## Given task
Reproduce the listing below line for line, with no changes, and omit the pictures from your answer.

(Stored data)
▬▬▬▬▬▬
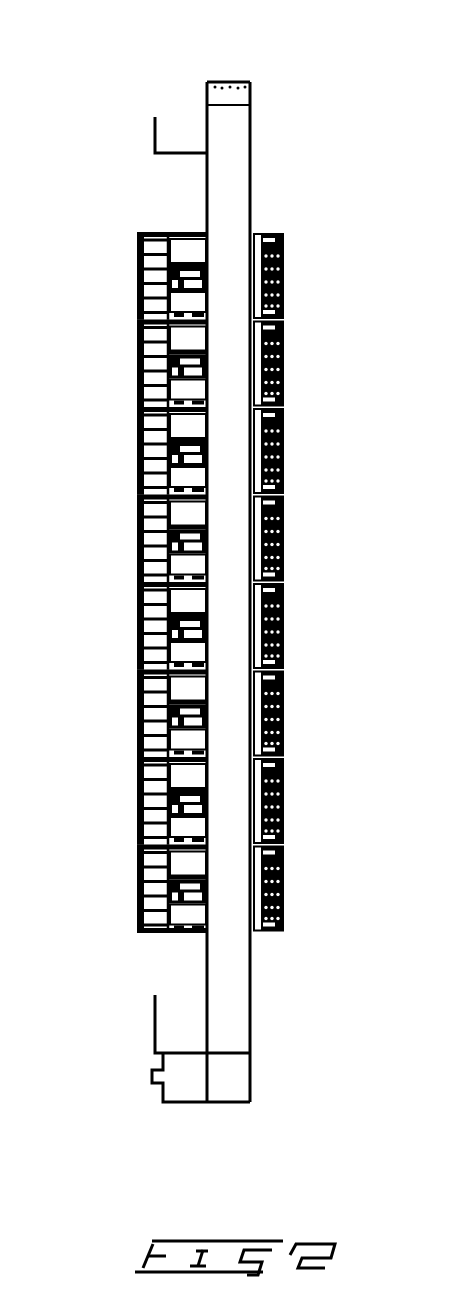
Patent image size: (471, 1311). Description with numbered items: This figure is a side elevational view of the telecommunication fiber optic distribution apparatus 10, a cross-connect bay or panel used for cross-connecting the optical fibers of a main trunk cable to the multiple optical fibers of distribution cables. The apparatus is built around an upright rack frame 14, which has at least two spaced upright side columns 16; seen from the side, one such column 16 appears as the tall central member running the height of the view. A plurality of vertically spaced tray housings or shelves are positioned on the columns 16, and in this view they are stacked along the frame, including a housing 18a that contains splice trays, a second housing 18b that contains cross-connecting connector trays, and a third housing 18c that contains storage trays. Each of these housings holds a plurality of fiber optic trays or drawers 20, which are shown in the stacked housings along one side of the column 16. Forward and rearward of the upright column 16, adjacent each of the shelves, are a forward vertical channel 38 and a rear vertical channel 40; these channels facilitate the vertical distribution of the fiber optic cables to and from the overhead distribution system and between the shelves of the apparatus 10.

The telecommunication fiber optic distribution apparatus 10 is at (312, 84).
The upright rack frame 14 is at (225, 82).
The upright side columns 16 is at (235, 197).
The housing containing splice trays 18a is at (283, 357).
The housing containing cross-connecting connector trays 18b is at (140, 540).
The housing containing storage trays 18c is at (283, 690).
The fiber optic trays 20 is at (143, 365).
The forward vertical channel 38 is at (188, 232).
The rear vertical channel 40 is at (262, 233).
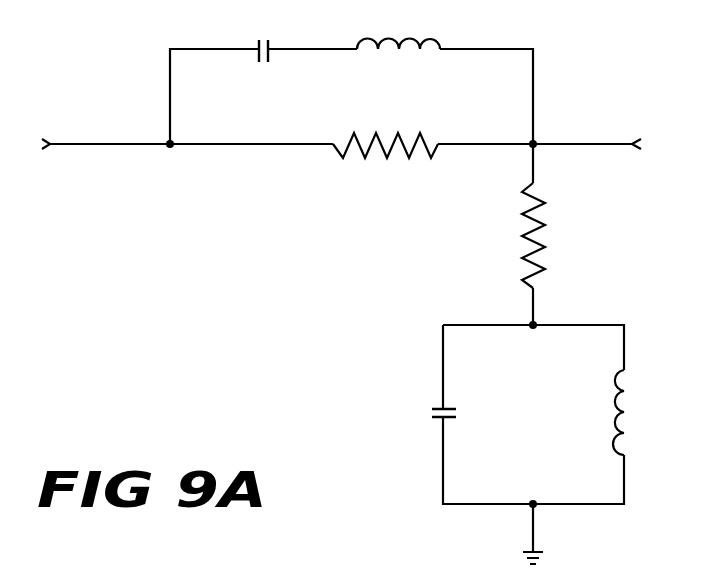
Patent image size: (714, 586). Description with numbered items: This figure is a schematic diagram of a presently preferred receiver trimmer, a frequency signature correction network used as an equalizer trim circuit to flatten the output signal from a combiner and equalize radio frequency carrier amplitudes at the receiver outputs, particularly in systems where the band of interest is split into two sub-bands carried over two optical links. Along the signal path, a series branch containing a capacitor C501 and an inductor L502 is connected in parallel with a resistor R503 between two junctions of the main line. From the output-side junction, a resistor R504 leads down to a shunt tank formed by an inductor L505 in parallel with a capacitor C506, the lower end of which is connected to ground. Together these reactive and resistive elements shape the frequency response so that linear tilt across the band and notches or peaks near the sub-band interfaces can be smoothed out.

The capacitor C501 is at (257, 44).
The inductor L502 is at (430, 42).
The resistor R503 is at (396, 118).
The resistor R504 is at (523, 258).
The inductor L505 is at (614, 415).
The capacitor C506 is at (441, 406).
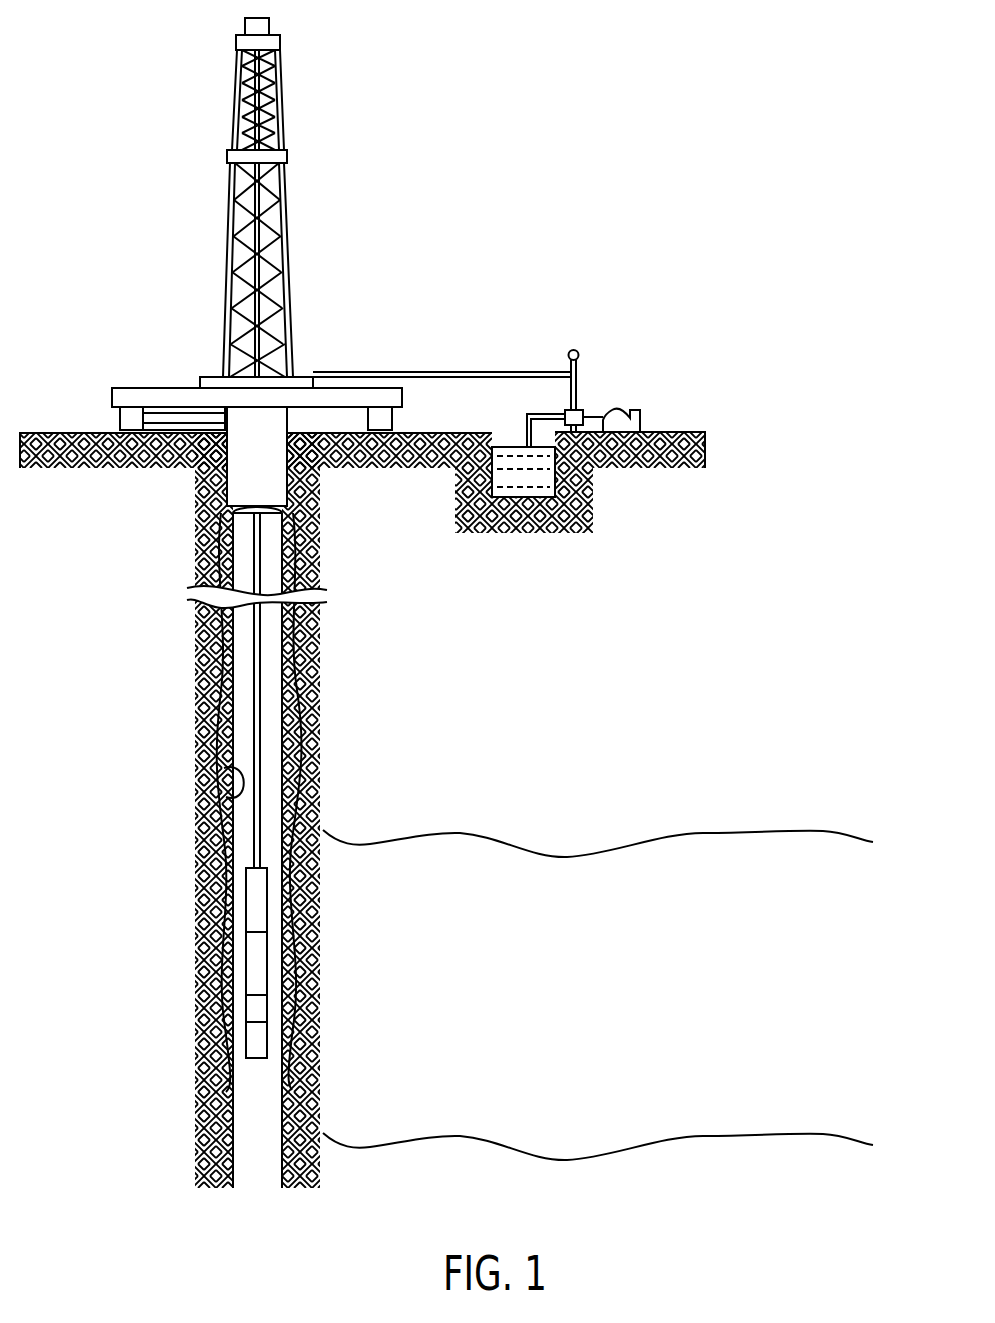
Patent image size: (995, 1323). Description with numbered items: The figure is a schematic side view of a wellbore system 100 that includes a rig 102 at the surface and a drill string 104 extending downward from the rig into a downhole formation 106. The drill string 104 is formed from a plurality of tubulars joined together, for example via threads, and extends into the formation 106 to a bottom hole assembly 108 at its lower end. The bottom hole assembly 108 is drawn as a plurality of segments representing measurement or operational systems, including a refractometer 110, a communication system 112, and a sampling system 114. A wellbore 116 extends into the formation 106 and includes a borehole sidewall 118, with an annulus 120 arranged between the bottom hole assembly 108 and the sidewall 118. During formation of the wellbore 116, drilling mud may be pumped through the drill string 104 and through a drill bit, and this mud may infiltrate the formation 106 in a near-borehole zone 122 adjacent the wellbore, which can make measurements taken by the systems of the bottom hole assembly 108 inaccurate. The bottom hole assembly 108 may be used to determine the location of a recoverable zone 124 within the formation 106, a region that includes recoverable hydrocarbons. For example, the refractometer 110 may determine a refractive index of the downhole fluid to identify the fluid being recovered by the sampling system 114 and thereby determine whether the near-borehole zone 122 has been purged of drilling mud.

The wellbore system 100 is at (362, 275).
The rig 102 is at (287, 254).
The drill string 104 is at (262, 733).
The downhole formation 106 is at (620, 761).
The bottom hole assembly 108 is at (338, 1018).
The refractometer 110 is at (255, 902).
The communication system 112 is at (255, 963).
The sampling system 114 is at (255, 1008).
The wellbore 116 is at (264, 797).
The borehole sidewall 118 is at (222, 770).
The annulus 120 is at (270, 646).
The near-borehole zone 122 is at (300, 562).
The recoverable zone 124 is at (615, 997).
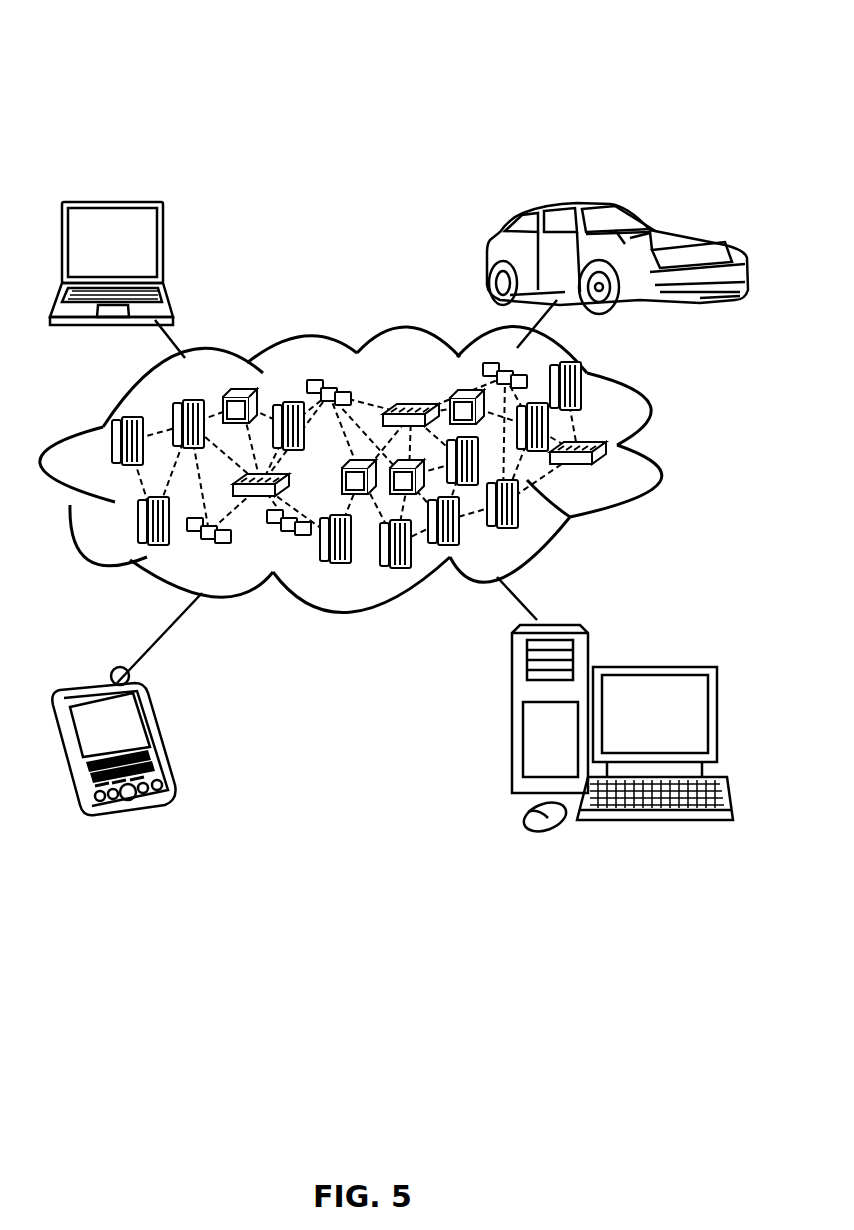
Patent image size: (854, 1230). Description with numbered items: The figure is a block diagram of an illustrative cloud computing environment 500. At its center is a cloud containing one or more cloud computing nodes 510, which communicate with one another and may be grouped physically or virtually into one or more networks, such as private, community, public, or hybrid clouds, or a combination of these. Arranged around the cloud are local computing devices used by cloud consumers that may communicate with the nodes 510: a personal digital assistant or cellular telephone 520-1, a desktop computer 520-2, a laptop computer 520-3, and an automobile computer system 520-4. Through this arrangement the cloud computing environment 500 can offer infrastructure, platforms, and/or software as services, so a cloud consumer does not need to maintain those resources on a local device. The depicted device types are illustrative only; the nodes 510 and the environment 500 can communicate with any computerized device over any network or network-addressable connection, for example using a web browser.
▬▬▬▬▬▬
## Solution for this task
Patent image size: (471, 1311). Description with numbered items: This figure is a side elevational view of the telecommunication fiber optic distribution apparatus 10, a cross-connect bay or panel used for cross-connecting the optical fibers of a main trunk cable to the multiple optical fibers of distribution cables. The apparatus is built around an upright rack frame 14, which has at least two spaced upright side columns 16; seen from the side, one such column 16 appears as the tall central member running the height of the view. A plurality of vertically spaced tray housings or shelves are positioned on the columns 16, and in this view they are stacked along the frame, including a housing 18a that contains splice trays, a second housing 18b that contains cross-connecting connector trays, and a third housing 18c that contains storage trays. Each of these housings holds a plurality of fiber optic trays or drawers 20, which are shown in the stacked housings along one side of the column 16. Forward and rearward of the upright column 16, adjacent each of the shelves, are a forward vertical channel 38 and a rear vertical channel 40; these channels facilitate the vertical distribution of the fiber optic cables to and from the overhead distribution system and between the shelves of the apparatus 10.

The telecommunication fiber optic distribution apparatus 10 is at (312, 84).
The upright rack frame 14 is at (225, 82).
The upright side columns 16 is at (235, 197).
The housing containing splice trays 18a is at (283, 357).
The housing containing cross-connecting connector trays 18b is at (140, 540).
The housing containing storage trays 18c is at (283, 690).
The fiber optic trays 20 is at (143, 365).
The forward vertical channel 38 is at (188, 232).
The rear vertical channel 40 is at (262, 233).
Patent image size: (714, 586). Description with numbered items: This figure is a schematic diagram of a presently preferred receiver trimmer, a frequency signature correction network used as an equalizer trim circuit to flatten the output signal from a combiner and equalize radio frequency carrier amplitudes at the receiver outputs, particularly in systems where the band of interest is split into two sub-bands carried over two optical links. Along the signal path, a series branch containing a capacitor C501 and an inductor L502 is connected in parallel with a resistor R503 between two junctions of the main line. From the output-side junction, a resistor R504 leads down to a shunt tank formed by an inductor L505 in parallel with a capacitor C506, the lower end of which is connected to ground. Together these reactive and resistive elements shape the frequency response so that linear tilt across the band and notches or peaks near the sub-band interfaces can be smoothed out.

The capacitor C501 is at (257, 44).
The inductor L502 is at (430, 42).
The resistor R503 is at (396, 118).
The resistor R504 is at (523, 258).
The inductor L505 is at (614, 415).
The capacitor C506 is at (441, 406).
Patent image size: (995, 1323). Description with numbered items: The figure is a schematic side view of a wellbore system 100 that includes a rig 102 at the surface and a drill string 104 extending downward from the rig into a downhole formation 106. The drill string 104 is formed from a plurality of tubulars joined together, for example via threads, and extends into the formation 106 to a bottom hole assembly 108 at its lower end. The bottom hole assembly 108 is drawn as a plurality of segments representing measurement or operational systems, including a refractometer 110, a communication system 112, and a sampling system 114. A wellbore 116 extends into the formation 106 and includes a borehole sidewall 118, with an annulus 120 arranged between the bottom hole assembly 108 and the sidewall 118. During formation of the wellbore 116, drilling mud may be pumped through the drill string 104 and through a drill bit, and this mud may infiltrate the formation 106 in a near-borehole zone 122 adjacent the wellbore, which can make measurements taken by the systems of the bottom hole assembly 108 inaccurate. The bottom hole assembly 108 may be used to determine the location of a recoverable zone 124 within the formation 106, a region that includes recoverable hydrocarbons. For example, the refractometer 110 may determine a refractive index of the downhole fluid to identify the fluid being recovered by the sampling system 114 and thereby determine whether the near-borehole zone 122 has been purged of drilling mud.

The wellbore system 100 is at (362, 275).
The rig 102 is at (287, 254).
The drill string 104 is at (262, 733).
The downhole formation 106 is at (620, 761).
The bottom hole assembly 108 is at (338, 1018).
The refractometer 110 is at (255, 902).
The communication system 112 is at (255, 963).
The sampling system 114 is at (255, 1008).
The wellbore 116 is at (264, 797).
The borehole sidewall 118 is at (222, 770).
The annulus 120 is at (270, 646).
The near-borehole zone 122 is at (300, 562).
The recoverable zone 124 is at (615, 997).
Patent image size: (854, 1230). Description with numbered items: The figure is a block diagram of an illustrative cloud computing environment 500. At its center is a cloud containing one or more cloud computing nodes 510, which communicate with one another and may be grouped physically or virtually into one or more networks, such as private, community, public, or hybrid clouds, or a combination of these. Arranged around the cloud are local computing devices used by cloud consumers that may communicate with the nodes 510: a personal digital assistant or cellular telephone 520-1, a desktop computer 520-2, a laptop computer 520-3, and an automobile computer system 520-4. Through this arrangement the cloud computing environment 500 can offer infrastructure, platforms, and/or software as services, so a cloud consumer does not need to maintain those resources on a local device. The depicted device types are illustrative only; the nodes 510 and the environment 500 can communicate with any computerized device over any network or network-addressable connection, for example using a web browser.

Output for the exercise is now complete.